> SET PROBLEM:
Search the data for the word "step". Reproduce every line where it is found.

BEGIN RECORDS PROVIDED

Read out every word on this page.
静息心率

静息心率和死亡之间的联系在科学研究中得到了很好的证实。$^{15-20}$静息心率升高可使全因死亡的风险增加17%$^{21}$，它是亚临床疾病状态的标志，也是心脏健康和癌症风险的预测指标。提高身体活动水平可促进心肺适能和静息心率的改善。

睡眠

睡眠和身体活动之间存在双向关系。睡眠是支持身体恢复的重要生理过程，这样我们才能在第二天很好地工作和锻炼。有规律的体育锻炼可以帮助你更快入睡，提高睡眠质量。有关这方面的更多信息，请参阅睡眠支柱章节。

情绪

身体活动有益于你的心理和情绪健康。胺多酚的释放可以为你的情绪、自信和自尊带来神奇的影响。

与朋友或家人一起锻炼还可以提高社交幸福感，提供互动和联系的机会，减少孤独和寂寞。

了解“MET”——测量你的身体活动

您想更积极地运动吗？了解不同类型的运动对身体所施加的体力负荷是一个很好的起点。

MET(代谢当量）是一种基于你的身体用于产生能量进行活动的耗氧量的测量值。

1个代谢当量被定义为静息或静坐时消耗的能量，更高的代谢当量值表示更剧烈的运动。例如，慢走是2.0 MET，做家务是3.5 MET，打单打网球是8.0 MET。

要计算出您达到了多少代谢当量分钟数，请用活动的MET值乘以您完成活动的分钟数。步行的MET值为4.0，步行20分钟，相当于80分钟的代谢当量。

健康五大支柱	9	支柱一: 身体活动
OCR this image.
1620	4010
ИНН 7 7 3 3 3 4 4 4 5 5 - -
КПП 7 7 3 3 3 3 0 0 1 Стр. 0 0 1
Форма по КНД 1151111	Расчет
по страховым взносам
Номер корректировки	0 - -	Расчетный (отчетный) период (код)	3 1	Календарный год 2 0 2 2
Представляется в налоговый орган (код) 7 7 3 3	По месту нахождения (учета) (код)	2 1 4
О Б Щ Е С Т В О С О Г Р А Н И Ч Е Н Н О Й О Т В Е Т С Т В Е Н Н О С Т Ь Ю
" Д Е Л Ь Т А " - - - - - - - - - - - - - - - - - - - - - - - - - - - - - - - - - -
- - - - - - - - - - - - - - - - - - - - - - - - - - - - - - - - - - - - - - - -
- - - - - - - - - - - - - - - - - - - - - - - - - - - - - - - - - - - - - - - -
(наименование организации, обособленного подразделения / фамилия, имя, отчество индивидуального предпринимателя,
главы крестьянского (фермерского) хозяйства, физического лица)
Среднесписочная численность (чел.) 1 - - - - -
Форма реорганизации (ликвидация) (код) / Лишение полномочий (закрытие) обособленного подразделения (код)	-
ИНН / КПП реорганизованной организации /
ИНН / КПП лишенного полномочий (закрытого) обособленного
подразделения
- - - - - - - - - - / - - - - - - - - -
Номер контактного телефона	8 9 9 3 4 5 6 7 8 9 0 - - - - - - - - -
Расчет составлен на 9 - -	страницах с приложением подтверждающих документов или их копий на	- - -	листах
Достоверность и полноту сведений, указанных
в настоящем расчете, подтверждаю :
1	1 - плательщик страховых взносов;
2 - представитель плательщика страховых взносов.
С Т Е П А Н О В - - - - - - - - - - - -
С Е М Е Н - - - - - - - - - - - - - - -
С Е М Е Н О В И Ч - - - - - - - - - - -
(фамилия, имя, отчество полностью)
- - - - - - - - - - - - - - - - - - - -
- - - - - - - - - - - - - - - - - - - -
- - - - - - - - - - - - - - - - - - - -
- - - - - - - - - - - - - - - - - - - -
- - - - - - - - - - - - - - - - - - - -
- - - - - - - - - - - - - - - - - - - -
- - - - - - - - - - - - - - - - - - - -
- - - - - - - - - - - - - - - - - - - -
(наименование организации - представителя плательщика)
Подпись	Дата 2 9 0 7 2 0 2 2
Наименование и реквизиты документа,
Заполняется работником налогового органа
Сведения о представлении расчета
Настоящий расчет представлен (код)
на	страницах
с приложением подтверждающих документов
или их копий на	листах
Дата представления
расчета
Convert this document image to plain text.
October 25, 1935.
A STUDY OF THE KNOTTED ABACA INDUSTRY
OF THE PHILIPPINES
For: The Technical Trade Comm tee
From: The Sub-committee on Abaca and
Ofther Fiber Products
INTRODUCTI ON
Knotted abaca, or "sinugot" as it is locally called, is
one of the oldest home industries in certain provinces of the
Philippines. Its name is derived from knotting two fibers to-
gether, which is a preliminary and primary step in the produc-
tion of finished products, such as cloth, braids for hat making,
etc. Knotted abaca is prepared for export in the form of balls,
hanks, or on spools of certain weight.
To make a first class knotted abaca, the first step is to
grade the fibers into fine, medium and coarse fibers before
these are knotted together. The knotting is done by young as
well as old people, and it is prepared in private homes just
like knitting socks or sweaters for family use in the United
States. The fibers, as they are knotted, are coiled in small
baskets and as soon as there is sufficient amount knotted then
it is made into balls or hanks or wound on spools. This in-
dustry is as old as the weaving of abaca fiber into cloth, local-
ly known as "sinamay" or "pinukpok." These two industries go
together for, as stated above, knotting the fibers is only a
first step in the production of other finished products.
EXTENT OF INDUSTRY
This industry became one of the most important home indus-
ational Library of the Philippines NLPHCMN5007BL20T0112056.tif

END RECORDS PROVIDED

> SOLUTION FOR THIS EXERCISE:
gether, which is a preliminary and primary step in the produc-
To make a first class knotted abaca, the first step is to
first step in the production of other finished products.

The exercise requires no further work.